-- TASKS AND EXERCISES --
1 – Answer these questions from the Saxon XSLT passage. Mark each answer with the same letter.
(a) Which method does the passage say to call on a Saxon::Processor instance to get a compiler in the simplest way?
(b) What must you do if you want a Compiler with a different static context?
(c) What happens when a parameter is declared again?
2 – Edit the Saxon XSLT passage, starting at "processor = Saxon::Processor.create" and ending at "overwrites the value.", and replace "DSL RDoc" with "DSL documentation".
3 – List every step that the Saxon XSLT passage says using XSLT involves.

Using XSLT involves creating a compiler, compiling an XSLT document, and then using that compiled document to transform something.

Constructing a Compiler

The simplest way is to call #xslt_compiler on a Saxon::Processor instance.

processor = Saxon::Processor.create

# Simplest, default options
compiler = processor.xslt_compiler

In order to set compile-time options, declare static compile-time parameters then pass a block to the method using the DSL syntax (see the DSL RDoc for complete details):

compiler = processor.xslt_compiler {
  static_parameters 'param' => 'value'
  default_collation 'https://www.w3.org/2005/xpath-functions/collation/html-ascii-case-insensitive/'
}

The static context for a Compiler cannot be changed, you must create a new one with the context you want. We make it very simple to create a new Compiler based on an existing one. Declaring a parameter again overwrites the value.

-- DATA SHOWN --
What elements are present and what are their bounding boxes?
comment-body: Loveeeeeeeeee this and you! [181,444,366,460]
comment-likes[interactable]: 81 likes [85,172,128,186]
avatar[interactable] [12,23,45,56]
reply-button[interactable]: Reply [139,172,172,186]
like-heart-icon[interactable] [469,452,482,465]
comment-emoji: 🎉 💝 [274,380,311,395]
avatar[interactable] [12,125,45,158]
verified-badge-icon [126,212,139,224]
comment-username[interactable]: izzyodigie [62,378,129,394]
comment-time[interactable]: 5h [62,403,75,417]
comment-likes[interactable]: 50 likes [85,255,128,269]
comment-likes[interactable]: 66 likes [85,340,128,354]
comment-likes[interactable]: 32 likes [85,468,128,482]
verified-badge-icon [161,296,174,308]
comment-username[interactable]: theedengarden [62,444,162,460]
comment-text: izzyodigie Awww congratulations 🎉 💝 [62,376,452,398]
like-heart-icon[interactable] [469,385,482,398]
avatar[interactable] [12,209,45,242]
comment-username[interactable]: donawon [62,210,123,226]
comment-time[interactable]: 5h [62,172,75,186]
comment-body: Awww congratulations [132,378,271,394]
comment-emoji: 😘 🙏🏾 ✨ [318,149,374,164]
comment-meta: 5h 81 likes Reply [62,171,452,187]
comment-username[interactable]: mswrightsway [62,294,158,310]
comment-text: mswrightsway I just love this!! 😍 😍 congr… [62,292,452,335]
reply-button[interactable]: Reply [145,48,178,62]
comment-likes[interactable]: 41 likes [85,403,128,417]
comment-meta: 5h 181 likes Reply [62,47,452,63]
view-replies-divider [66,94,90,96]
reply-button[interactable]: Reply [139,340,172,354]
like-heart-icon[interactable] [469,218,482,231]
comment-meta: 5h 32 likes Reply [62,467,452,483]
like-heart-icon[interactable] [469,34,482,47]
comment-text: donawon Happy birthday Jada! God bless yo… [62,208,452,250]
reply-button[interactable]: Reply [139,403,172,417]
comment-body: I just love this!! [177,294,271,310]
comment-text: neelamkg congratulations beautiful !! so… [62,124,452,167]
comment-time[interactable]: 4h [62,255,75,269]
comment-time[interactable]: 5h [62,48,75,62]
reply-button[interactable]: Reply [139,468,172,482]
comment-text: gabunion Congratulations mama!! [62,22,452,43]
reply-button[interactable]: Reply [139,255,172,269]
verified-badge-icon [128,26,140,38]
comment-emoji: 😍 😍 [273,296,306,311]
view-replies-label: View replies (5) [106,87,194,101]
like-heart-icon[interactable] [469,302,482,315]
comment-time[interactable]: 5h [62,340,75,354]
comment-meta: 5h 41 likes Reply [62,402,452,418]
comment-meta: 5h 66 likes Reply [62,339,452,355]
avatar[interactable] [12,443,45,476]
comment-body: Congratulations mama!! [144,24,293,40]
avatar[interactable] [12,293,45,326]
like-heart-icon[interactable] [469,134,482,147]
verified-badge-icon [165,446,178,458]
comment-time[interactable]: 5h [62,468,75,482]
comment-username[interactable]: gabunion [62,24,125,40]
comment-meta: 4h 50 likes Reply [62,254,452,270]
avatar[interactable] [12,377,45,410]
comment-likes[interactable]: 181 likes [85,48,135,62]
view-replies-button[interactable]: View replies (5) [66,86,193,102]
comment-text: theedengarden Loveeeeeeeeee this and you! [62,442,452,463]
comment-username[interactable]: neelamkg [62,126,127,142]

-- RESPONSES BY TASK --
1 –
(a) The #xslt_compiler method.
(b) You must create a new Compiler with the context you want, because the static context of a Compiler cannot be changed.
(c) Declaring it again overwrites the value.

2 –
processor = Saxon::Processor.create

# Simplest, default options
compiler = processor.xslt_compiler

In order to set compile-time options, declare static compile-time parameters then pass a block to the method using the DSL syntax (see the DSL documentation for complete details):

compiler = processor.xslt_compiler {
  static_parameters 'param' => 'value'
  default_collation 'https://www.w3.org/2005/xpath-functions/collation/html-ascii-case-insensitive/'
}

The static context for a Compiler cannot be changed, you must create a new one with the context you want. We make it very simple to create a new Compiler based on an existing one. Declaring a parameter again overwrites the value.

3 –
- Creating a compiler
- Compiling an XSLT document
- Using that compiled document to transform something